** Opening Excerpted text block **

The cable network is launching a twice-daily version of SportsCenter that will stream exclusively on Snapchat. It debuts Monday at 5 p.m. ET with an episode hosted by Katie Nolan, the former Fox Sports host who joined ESPN in October. Future episodes will be released each weekday at 5 a.m. and 5 p.m. and on weekends at 5 a.m.
In addition to Nolan, SportsCenter on Snapchat will have a rotating group of hosts who include SportsCenter host Elle Duncan, NBA commentator Cassidy Hubbarth, ESPN Radio host Jason Fitz and comedian Cy Amundson.
Just like the original SportsCenter, the Snapchat show will offer a mix of sports news and highlights. But each episode will be under 5 minutes and will offer up the news in a more casual way. “What we’re trying to achieve is how to take a brand like SportsCenter and make it into something that is specific for the Snap audience,” says Glenn Jacobs, senior coordinating producer for SportsCenter Digital. “Two people in a suit and tie sitting at a desk, that’s not what this is going to be.”

** Closing Excerpted text block **
** Opening Records block **

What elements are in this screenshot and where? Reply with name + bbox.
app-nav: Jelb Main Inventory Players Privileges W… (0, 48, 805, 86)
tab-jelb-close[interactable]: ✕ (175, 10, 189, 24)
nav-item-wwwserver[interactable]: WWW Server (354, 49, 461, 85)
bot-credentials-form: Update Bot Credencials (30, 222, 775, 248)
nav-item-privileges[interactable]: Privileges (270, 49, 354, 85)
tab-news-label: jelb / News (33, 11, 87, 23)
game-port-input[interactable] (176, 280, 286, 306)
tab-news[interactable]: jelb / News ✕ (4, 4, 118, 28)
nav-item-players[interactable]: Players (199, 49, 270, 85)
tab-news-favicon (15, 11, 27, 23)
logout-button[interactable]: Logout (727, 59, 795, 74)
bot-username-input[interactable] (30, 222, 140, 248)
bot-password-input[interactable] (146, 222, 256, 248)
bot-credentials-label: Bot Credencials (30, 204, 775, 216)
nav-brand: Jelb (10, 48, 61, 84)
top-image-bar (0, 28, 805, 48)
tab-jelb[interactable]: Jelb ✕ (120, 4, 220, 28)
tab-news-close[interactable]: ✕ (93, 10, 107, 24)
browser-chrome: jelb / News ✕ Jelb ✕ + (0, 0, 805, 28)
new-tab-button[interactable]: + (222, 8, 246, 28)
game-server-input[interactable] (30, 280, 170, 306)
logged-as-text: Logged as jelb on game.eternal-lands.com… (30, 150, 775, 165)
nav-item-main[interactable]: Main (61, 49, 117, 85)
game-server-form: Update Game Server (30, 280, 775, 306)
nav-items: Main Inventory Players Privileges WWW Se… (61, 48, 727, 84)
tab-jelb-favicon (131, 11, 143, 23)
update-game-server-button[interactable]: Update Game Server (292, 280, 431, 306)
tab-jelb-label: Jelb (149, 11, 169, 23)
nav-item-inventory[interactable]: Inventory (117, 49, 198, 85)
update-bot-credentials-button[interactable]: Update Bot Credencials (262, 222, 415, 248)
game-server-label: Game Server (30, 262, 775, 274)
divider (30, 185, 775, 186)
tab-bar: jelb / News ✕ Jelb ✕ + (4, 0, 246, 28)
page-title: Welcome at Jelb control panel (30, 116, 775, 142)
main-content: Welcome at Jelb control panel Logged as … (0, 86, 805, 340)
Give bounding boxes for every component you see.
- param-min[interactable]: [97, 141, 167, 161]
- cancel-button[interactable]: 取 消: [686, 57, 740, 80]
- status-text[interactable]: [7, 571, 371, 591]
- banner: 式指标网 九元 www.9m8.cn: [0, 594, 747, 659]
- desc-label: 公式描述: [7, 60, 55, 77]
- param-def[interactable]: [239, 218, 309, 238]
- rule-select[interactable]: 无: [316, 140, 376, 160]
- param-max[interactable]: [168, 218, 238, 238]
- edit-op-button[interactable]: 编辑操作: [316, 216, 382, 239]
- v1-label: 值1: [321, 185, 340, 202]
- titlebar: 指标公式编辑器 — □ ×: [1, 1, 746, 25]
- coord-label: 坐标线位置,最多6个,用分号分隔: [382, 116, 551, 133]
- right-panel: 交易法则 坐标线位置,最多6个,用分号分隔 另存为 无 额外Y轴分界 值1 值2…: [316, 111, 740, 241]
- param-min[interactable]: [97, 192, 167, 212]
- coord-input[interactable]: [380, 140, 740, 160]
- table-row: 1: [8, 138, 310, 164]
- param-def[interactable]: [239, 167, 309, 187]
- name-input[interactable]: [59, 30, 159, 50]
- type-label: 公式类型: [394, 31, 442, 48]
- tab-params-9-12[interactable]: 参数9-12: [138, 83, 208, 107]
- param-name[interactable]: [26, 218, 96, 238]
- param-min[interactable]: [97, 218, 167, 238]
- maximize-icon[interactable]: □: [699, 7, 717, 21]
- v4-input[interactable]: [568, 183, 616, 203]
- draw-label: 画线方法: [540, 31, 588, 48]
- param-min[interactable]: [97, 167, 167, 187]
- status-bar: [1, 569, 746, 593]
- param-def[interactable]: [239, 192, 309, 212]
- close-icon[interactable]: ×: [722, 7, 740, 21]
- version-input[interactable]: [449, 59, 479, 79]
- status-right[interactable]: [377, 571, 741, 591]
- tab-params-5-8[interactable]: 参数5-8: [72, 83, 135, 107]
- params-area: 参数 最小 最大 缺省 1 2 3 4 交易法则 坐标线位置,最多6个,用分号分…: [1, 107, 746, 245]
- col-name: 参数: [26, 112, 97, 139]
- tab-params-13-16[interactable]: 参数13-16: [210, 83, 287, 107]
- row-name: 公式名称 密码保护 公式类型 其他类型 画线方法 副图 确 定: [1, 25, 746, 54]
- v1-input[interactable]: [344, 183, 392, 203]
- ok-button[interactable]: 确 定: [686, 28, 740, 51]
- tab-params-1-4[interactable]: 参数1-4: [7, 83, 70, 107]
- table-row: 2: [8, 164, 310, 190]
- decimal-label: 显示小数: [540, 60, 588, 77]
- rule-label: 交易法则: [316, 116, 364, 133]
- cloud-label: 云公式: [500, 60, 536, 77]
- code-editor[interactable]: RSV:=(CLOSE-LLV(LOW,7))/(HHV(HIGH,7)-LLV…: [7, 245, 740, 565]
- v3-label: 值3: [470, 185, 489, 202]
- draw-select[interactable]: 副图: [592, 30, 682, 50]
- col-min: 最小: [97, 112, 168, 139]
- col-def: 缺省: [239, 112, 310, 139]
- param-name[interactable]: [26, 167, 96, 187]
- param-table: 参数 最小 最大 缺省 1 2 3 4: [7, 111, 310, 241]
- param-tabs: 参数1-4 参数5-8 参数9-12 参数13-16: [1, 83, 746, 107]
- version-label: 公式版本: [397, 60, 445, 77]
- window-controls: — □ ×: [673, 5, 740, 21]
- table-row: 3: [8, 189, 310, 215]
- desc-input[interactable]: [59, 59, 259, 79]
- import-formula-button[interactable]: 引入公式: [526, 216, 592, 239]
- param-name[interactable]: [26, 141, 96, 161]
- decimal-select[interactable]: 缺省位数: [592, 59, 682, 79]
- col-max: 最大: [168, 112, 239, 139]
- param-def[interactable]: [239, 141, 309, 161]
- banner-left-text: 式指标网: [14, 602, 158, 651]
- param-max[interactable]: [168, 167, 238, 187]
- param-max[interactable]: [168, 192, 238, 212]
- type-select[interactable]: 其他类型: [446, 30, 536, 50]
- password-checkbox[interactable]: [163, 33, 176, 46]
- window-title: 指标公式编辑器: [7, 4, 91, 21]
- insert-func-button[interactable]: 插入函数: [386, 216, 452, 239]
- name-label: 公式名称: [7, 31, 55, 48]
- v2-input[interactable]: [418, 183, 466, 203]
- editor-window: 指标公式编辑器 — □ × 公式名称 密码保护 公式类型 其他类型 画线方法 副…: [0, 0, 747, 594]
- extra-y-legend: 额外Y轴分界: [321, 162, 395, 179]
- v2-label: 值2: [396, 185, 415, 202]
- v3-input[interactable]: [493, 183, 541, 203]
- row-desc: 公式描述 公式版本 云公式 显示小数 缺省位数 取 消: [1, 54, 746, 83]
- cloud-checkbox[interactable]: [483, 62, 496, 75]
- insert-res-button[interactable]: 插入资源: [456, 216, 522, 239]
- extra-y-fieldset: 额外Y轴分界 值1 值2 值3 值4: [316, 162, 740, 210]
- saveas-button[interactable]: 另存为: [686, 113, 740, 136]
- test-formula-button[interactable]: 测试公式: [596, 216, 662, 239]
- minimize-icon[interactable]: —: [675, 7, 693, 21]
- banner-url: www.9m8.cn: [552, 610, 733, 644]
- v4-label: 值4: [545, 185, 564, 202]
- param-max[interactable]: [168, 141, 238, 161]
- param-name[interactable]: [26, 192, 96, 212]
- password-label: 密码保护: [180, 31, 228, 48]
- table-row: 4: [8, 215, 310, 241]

** Closing Records block **

Work instruction 1
Extract the passage of the article on SportsCenter for Snapchat that starts at "The cable network" and ends at "weekends at 5 a.m.".
Work instruction 2
In the article on SportsCenter for Snapchat, name everyone identified as a host of the Snapchat show.
Work instruction 3
Answer these questions from the article on SportsCenter for Snapchat:
(a) At what time does the show debut on Monday?
(b) How long will each episode be?
(c) What position does Glenn Jacobs hold?

Output 1
The cable network is launching a twice-daily version of SportsCenter that will stream exclusively on Snapchat. It debuts Monday at 5 p.m. ET with an episode hosted by Katie Nolan, the former Fox Sports host who joined ESPN in October. Future episodes will be released each weekday at 5 a.m. and 5 p.m. and on weekends at 5 a.m.

Output 2
Katie Nolan
Elle Duncan
Cassidy Hubbarth
Jason Fitz
Cy Amundson

Output 3
(a) 5 p.m. ET
(b) Under 5 minutes
(c) Senior coordinating producer for SportsCenter Digital